▶ Required task 1:
Answer these questions from the article on turkey farmers, marking each answer with its letter:
(a) What position does Bill Mattos hold?
(b) How many turkeys did California raise in 2008?
(c) Which two conditions does Ken Mitchell say helped him this year?
▶ Required task 2: In the turkey farmers article, turn the paragraph starting "The U.S. Department of Agriculture reports" into a short list that keeps its figures.
▶ Required task 3: Write a few more paragraphs of the turkey farmers article, picking up right after its final sentence.

Turkey farmers see higher demand but rising feed prices
After a rough economic year in 2009, turkey farmers have more reasons to be thankful this year as consumer demand for their products improves, lifting producer prices.
Sacramento County turkey farmer Ken Mitchell, seen here with his son Austin, says good feed quality and mild weather aided in production of turkeys for the 2010 Thanksgiving holiday.
Bill Mattos, president of the California Poultry Federation, said farmers have sold all of their birds that were raised for the Thanksgiving holiday and they are earning profitable prices for them too. But Mattos and others warn that escalating feed costs could dampen recovery in the turkey business.
Consumers shouldn’t see much difference from last year in what they pay for turkeys, as many retailers offer free or discounted turkeys if shoppers buy a certain value of groceries at the store, he noted. Organic turkeys could go for as much as $2.50 a pound, he added.
Ken Mitchell, a Sacramento County producer who raises turkeys for Foster Farms, said he was aided this year by good feed quality and the cooler-than-average weather, which made for excellent growing conditions.
He said there was also a tighter supply of turkeys this year because processors such as Foster Farms had pulled back production in response to lower consumer demand in 2009.
The U.S. Department of Agriculture reports total U.S. turkey production in 2010 to be 241.9 million head, down from 247.4 million in 2009 and 273 million in 2008. California raised 15 million turkeys in 2009 and 2010, compared to 16 million in 2008.
“We had shorter numbers on the ranches,” Mitchell said. “Instead of facilities being fully utilized, we had a longer amount of down time between flocks. We didn’t need the products because we had products in cold storage.”

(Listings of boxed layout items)

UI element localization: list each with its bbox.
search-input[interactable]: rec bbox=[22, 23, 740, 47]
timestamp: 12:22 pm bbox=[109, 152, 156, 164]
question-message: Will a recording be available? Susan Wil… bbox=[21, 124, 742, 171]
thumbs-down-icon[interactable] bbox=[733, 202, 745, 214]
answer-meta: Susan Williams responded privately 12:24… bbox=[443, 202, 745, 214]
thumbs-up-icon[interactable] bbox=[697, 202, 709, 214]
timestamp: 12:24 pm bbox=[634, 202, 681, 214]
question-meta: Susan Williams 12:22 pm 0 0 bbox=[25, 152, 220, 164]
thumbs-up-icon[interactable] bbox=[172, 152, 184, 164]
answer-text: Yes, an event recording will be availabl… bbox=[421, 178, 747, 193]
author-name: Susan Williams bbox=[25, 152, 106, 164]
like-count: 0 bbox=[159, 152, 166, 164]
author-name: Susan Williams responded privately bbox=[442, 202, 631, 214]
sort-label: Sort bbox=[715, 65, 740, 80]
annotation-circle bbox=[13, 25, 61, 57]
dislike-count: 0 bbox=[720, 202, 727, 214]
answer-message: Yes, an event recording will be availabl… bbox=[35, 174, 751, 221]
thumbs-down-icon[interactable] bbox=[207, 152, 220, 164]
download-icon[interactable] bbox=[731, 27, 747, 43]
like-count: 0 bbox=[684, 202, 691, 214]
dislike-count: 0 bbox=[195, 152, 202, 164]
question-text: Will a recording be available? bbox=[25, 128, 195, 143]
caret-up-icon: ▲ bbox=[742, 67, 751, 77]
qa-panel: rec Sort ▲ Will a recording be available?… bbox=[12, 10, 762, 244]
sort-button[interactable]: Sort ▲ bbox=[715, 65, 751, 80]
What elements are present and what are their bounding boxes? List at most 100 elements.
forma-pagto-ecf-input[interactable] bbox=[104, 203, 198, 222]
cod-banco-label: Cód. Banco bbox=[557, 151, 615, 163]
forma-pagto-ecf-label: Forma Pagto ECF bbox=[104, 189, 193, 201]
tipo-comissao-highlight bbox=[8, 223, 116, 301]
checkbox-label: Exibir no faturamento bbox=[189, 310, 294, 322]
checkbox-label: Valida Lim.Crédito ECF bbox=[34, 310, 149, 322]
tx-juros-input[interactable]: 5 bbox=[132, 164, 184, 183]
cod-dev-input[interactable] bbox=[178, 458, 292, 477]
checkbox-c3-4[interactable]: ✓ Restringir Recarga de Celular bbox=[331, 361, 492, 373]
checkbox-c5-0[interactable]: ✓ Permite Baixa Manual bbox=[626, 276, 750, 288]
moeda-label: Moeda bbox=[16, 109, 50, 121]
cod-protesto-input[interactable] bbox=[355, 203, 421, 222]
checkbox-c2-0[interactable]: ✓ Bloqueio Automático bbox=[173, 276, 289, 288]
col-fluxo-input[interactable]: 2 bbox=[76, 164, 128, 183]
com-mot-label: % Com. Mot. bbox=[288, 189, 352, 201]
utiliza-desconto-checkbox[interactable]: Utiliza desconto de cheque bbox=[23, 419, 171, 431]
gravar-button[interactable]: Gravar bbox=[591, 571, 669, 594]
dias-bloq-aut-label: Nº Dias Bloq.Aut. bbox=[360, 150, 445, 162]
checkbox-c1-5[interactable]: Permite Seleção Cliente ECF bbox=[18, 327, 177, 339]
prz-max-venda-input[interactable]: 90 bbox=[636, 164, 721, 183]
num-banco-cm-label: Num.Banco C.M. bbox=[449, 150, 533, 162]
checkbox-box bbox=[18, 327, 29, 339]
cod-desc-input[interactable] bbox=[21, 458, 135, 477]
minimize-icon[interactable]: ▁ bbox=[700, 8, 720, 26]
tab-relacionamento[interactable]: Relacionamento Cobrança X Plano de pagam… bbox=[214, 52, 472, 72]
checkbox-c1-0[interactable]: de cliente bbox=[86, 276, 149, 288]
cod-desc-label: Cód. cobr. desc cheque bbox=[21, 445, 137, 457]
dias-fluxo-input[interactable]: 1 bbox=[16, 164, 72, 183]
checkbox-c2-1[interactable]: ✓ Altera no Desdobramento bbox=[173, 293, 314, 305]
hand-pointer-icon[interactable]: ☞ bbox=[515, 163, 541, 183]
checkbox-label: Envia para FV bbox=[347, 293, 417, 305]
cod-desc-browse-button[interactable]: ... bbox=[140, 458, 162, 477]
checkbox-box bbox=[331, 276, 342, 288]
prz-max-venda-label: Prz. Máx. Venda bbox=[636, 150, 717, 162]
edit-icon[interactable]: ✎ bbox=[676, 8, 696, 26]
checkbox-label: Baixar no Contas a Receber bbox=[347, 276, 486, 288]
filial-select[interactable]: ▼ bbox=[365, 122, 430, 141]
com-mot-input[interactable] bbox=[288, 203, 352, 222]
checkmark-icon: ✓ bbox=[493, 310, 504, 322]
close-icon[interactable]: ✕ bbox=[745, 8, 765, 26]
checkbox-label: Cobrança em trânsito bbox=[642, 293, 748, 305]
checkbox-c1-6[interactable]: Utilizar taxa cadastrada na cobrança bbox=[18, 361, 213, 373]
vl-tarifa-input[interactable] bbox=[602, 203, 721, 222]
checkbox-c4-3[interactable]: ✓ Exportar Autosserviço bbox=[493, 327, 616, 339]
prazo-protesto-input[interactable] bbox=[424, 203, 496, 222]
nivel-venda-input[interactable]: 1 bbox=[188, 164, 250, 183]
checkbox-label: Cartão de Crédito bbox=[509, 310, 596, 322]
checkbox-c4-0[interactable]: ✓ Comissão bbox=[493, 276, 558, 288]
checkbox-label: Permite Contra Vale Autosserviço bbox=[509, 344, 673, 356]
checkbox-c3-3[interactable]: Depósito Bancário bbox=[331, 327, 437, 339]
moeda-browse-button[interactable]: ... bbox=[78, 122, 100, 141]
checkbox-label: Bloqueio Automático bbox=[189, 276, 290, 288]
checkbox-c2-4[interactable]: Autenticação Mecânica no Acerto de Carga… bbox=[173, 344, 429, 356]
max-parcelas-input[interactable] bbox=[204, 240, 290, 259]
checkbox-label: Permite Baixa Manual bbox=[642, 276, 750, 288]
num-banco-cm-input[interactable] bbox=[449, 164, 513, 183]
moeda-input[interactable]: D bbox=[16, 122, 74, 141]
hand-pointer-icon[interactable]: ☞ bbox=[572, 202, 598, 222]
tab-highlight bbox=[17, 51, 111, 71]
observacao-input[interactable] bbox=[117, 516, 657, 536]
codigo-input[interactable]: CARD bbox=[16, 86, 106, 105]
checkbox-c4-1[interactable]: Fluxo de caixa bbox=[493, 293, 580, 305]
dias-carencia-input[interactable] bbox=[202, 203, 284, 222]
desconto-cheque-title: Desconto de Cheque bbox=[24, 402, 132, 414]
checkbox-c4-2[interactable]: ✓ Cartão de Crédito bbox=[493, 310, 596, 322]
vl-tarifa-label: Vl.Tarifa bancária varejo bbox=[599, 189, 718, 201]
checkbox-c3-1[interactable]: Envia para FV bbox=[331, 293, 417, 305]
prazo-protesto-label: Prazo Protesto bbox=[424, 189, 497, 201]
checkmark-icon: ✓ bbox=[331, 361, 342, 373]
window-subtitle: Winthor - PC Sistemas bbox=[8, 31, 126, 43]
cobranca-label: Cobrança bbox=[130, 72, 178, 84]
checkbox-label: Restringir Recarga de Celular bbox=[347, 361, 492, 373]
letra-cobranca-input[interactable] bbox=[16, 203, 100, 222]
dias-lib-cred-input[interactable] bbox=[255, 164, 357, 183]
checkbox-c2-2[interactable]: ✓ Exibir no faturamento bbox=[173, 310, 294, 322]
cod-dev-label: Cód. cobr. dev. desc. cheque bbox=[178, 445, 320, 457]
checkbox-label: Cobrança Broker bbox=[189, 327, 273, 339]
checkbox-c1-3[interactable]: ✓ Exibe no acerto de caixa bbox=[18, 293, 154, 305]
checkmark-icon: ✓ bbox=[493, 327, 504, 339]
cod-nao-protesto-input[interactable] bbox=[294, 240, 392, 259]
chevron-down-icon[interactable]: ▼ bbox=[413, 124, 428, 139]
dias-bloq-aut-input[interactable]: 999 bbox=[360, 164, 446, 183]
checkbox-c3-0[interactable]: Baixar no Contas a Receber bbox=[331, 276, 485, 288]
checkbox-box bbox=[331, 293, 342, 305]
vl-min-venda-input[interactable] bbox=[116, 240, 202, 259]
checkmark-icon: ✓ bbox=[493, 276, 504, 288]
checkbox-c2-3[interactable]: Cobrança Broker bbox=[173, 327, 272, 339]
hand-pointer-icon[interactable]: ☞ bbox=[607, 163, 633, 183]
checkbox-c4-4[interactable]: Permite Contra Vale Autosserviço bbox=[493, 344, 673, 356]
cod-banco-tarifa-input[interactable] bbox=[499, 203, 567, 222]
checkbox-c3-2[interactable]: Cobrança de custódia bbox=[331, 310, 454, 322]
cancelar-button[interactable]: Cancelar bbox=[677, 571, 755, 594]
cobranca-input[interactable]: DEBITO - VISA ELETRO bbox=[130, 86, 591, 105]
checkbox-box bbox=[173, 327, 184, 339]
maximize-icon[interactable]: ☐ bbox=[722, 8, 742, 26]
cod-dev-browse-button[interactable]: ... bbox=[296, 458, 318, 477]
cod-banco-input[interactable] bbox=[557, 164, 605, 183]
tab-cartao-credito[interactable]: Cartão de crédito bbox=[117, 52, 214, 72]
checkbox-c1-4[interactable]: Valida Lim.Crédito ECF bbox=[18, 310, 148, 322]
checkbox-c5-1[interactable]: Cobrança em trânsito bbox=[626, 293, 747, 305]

▶ Written reply 1:
(a) President of the California Poultry Federation.
(b) 16 million.
(c) Good feed quality and cooler-than-average weather.

▶ Written reply 2:
- U.S. turkey production, per the U.S. Department of Agriculture: 273 million head in 2008, 247.4 million in 2009, 241.9 million in 2010.
- California: 16 million turkeys in 2008; 15 million in both 2009 and 2010.

▶ Written reply 3:
Week-old poults being raised at Ken Mitchell's turkey farm in Elk Grove will grow to a weight of about 27 pounds by March, when they'll be ready for shipment to Foster Farms.
Those supplies have since moved through the market, he said, and processors are now scrambling to get turkey numbers back up again.
Tom Fry, a producer in Chowchilla who raises turkeys for Zacky Farms, says the ailing economy has also affected his operation in the last two years. Whereas he used to grow heavy toms weighing 38 pounds for further processing, he’s now being asked to grow 22- to 24-pound turkeys for the fresh market.
“We get paid by the pound,” he said, “so our financial status has taken a hard hit because we’re losing 40 percent of our value.
“But they say it’s starting to pick up some, although I haven’t seen it yet,” he added. “It’s starting to sound like the volume of turkeys might be increasing in the next year and also going back to the heavy birds as the economy catches up a little bit.”
Tim Diestel, a producer in Sonora, says demand has returned for his line of specialty and heirloom range-grown turkeys, and his operation is doing better than he expected this year, especially in this fourth quarter.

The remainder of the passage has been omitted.